What the exercise asks: Extract each line where the string "voice" shows up.

Data listing:
<<<<
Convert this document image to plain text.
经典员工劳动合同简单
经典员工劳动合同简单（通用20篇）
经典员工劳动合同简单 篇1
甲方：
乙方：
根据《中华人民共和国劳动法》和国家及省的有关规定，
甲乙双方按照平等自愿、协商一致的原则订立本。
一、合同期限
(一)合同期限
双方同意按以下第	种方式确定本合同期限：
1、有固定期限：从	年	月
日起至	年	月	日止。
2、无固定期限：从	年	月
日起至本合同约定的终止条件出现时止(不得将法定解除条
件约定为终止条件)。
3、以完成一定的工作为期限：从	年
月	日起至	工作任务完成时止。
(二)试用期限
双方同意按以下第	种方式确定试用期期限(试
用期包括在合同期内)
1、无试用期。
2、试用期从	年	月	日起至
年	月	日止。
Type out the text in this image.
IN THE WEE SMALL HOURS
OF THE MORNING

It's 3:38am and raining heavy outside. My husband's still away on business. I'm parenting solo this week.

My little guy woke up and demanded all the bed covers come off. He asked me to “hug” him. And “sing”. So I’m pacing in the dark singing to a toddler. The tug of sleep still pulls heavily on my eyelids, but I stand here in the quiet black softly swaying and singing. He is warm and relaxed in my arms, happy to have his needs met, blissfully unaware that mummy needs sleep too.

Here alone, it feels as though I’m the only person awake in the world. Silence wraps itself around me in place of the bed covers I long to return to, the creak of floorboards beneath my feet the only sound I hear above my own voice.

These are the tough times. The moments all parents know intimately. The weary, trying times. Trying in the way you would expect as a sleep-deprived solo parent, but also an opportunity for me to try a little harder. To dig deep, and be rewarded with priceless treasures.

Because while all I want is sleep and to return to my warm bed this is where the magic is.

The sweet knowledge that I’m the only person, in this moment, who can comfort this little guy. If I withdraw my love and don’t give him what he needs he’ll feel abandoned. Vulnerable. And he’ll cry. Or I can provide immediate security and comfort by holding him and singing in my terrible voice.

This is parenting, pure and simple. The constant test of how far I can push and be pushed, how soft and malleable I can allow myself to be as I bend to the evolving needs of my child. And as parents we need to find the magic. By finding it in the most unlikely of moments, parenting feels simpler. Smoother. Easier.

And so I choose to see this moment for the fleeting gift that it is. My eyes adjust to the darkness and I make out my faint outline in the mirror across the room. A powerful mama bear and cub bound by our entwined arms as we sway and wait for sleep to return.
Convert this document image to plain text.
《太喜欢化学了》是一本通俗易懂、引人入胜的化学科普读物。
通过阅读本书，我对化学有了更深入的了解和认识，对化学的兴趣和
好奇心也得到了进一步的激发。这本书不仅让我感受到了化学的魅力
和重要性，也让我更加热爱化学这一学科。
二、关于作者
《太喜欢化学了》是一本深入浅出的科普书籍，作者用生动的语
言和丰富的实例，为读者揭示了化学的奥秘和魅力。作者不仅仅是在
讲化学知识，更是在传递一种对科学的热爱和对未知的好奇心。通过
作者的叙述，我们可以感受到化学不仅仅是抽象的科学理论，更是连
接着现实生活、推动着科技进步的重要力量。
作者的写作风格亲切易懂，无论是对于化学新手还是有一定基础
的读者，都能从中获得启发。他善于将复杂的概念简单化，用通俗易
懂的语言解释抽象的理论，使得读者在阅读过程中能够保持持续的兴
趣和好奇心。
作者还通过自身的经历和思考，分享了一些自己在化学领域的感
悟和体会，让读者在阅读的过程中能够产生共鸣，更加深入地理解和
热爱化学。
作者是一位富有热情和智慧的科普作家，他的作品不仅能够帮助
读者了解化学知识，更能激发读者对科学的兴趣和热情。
>>>>
Output for this exercise:
Here alone, it feels as though I’m the only person awake in the world. Silence wraps itself around me in place of the bed covers I long to return to, the creak of floorboards beneath my feet the only sound I hear above my own voice.
The sweet knowledge that I’m the only person, in this moment, who can comfort this little guy. If I withdraw my love and don’t give him what he needs he’ll feel abandoned. Vulnerable. And he’ll cry. Or I can provide immediate security and comfort by holding him and singing in my terrible voice.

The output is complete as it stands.